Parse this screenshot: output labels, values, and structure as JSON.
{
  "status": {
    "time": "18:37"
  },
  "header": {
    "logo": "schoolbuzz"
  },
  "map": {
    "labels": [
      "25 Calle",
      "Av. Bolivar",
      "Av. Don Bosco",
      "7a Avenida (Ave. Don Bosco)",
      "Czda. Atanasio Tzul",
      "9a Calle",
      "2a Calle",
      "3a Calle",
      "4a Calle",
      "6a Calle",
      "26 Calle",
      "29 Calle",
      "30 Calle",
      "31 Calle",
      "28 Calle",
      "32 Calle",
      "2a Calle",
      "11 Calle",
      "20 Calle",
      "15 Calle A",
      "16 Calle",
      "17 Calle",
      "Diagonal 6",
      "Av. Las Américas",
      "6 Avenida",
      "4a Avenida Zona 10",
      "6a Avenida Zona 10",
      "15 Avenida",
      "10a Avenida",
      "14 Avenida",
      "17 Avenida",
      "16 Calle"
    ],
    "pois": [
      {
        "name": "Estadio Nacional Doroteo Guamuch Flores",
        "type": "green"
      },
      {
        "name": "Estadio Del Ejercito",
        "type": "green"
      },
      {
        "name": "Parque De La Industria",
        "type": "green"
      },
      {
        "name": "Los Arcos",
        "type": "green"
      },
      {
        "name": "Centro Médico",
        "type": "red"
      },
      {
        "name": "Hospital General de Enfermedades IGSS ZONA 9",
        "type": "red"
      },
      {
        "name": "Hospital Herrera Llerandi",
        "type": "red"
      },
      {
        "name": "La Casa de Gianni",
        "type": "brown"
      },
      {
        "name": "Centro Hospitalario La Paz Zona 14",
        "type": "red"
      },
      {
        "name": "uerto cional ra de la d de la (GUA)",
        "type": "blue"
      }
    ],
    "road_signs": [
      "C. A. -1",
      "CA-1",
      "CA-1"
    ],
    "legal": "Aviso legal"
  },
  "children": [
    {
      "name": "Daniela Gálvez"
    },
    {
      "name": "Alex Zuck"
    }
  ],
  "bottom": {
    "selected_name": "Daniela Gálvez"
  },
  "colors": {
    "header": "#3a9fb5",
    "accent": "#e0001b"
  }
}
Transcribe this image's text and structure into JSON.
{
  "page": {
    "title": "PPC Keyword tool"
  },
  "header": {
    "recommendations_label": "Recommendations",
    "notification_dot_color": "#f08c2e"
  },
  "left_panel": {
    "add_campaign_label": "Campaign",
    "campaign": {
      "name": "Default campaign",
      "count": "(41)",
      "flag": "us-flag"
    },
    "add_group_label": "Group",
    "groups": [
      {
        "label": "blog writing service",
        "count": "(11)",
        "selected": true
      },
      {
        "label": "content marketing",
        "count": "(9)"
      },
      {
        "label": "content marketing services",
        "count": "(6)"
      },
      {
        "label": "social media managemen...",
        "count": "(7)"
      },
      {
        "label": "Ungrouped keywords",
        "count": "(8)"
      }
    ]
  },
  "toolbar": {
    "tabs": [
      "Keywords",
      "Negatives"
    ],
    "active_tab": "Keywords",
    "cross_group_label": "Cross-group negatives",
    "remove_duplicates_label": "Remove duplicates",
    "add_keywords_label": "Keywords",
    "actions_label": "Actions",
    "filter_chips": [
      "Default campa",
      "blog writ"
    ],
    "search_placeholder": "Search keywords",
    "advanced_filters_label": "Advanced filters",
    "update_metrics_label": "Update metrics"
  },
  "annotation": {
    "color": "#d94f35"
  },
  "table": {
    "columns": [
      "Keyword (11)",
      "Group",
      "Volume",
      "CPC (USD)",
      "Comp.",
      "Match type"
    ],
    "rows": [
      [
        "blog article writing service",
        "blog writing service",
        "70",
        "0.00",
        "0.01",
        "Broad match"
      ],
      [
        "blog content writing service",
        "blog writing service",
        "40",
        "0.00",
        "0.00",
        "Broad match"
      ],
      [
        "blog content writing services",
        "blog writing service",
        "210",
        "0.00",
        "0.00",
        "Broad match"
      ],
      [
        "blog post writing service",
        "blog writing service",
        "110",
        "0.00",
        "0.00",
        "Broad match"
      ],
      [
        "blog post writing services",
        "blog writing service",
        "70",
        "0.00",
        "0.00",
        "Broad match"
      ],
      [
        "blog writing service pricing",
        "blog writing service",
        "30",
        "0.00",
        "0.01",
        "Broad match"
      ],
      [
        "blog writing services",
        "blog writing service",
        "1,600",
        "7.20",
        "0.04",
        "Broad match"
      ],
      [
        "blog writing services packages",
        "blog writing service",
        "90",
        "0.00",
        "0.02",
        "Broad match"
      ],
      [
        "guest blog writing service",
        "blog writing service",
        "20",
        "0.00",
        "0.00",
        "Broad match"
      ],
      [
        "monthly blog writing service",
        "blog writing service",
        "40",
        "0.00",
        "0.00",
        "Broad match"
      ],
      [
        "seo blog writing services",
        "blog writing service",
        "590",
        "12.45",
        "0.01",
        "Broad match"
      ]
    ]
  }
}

* WRITTEN INSTRUCTION: Write out every line from the records above, word for word.

* FINISHED EXERCISE:
Parse this screenshot: output labels, values, and structure as JSON.
{
  "status": {
    "time": "18:37"
  },
  "header": {
    "logo": "schoolbuzz"
  },
  "map": {
    "labels": [
      "25 Calle",
      "Av. Bolivar",
      "Av. Don Bosco",
      "7a Avenida (Ave. Don Bosco)",
      "Czda. Atanasio Tzul",
      "9a Calle",
      "2a Calle",
      "3a Calle",
      "4a Calle",
      "6a Calle",
      "26 Calle",
      "29 Calle",
      "30 Calle",
      "31 Calle",
      "28 Calle",
      "32 Calle",
      "2a Calle",
      "11 Calle",
      "20 Calle",
      "15 Calle A",
      "16 Calle",
      "17 Calle",
      "Diagonal 6",
      "Av. Las Américas",
      "6 Avenida",
      "4a Avenida Zona 10",
      "6a Avenida Zona 10",
      "15 Avenida",
      "10a Avenida",
      "14 Avenida",
      "17 Avenida",
      "16 Calle"
    ],
    "pois": [
      {
        "name": "Estadio Nacional Doroteo Guamuch Flores",
        "type": "green"
      },
      {
        "name": "Estadio Del Ejercito",
        "type": "green"
      },
      {
        "name": "Parque De La Industria",
        "type": "green"
      },
      {
        "name": "Los Arcos",
        "type": "green"
      },
      {
        "name": "Centro Médico",
        "type": "red"
      },
      {
        "name": "Hospital General de Enfermedades IGSS ZONA 9",
        "type": "red"
      },
      {
        "name": "Hospital Herrera Llerandi",
        "type": "red"
      },
      {
        "name": "La Casa de Gianni",
        "type": "brown"
      },
      {
        "name": "Centro Hospitalario La Paz Zona 14",
        "type": "red"
      },
      {
        "name": "uerto cional ra de la d de la (GUA)",
        "type": "blue"
      }
    ],
    "road_signs": [
      "C. A. -1",
      "CA-1",
      "CA-1"
    ],
    "legal": "Aviso legal"
  },
  "children": [
    {
      "name": "Daniela Gálvez"
    },
    {
      "name": "Alex Zuck"
    }
  ],
  "bottom": {
    "selected_name": "Daniela Gálvez"
  },
  "colors": {
    "header": "#3a9fb5",
    "accent": "#e0001b"
  }
}
Transcribe this image's text and structure into JSON.
{
  "page": {
    "title": "PPC Keyword tool"
  },
  "header": {
    "recommendations_label": "Recommendations",
    "notification_dot_color": "#f08c2e"
  },
  "left_panel": {
    "add_campaign_label": "Campaign",
    "campaign": {
      "name": "Default campaign",
      "count": "(41)",
      "flag": "us-flag"
    },
    "add_group_label": "Group",
    "groups": [
      {
        "label": "blog writing service",
        "count": "(11)",
        "selected": true
      },
      {
        "label": "content marketing",
        "count": "(9)"
      },
      {
        "label": "content marketing services",
        "count": "(6)"
      },
      {
        "label": "social media managemen...",
        "count": "(7)"
      },
      {
        "label": "Ungrouped keywords",
        "count": "(8)"
      }
    ]
  },
  "toolbar": {
    "tabs": [
      "Keywords",
      "Negatives"
    ],
    "active_tab": "Keywords",
    "cross_group_label": "Cross-group negatives",
    "remove_duplicates_label": "Remove duplicates",
    "add_keywords_label": "Keywords",
    "actions_label": "Actions",
    "filter_chips": [
      "Default campa",
      "blog writ"
    ],
    "search_placeholder": "Search keywords",
    "advanced_filters_label": "Advanced filters",
    "update_metrics_label": "Update metrics"
  },
  "annotation": {
    "color": "#d94f35"
  },
  "table": {
    "columns": [
      "Keyword (11)",
      "Group",
      "Volume",
      "CPC (USD)",
      "Comp.",
      "Match type"
    ],
    "rows": [
      [
        "blog article writing service",
        "blog writing service",
        "70",
        "0.00",
        "0.01",
        "Broad match"
      ],
      [
        "blog content writing service",
        "blog writing service",
        "40",
        "0.00",
        "0.00",
        "Broad match"
      ],
      [
        "blog content writing services",
        "blog writing service",
        "210",
        "0.00",
        "0.00",
        "Broad match"
      ],
      [
        "blog post writing service",
        "blog writing service",
        "110",
        "0.00",
        "0.00",
        "Broad match"
      ],
      [
        "blog post writing services",
        "blog writing service",
        "70",
        "0.00",
        "0.00",
        "Broad match"
      ],
      [
        "blog writing service pricing",
        "blog writing service",
        "30",
        "0.00",
        "0.01",
        "Broad match"
      ],
      [
        "blog writing services",
        "blog writing service",
        "1,600",
        "7.20",
        "0.04",
        "Broad match"
      ],
      [
        "blog writing services packages",
        "blog writing service",
        "90",
        "0.00",
        "0.02",
        "Broad match"
      ],
      [
        "guest blog writing service",
        "blog writing service",
        "20",
        "0.00",
        "0.00",
        "Broad match"
      ],
      [
        "monthly blog writing service",
        "blog writing service",
        "40",
        "0.00",
        "0.00",
        "Broad match"
      ],
      [
        "seo blog writing services",
        "blog writing service",
        "590",
        "12.45",
        "0.01",
        "Broad match"
      ]
    ]
  }
}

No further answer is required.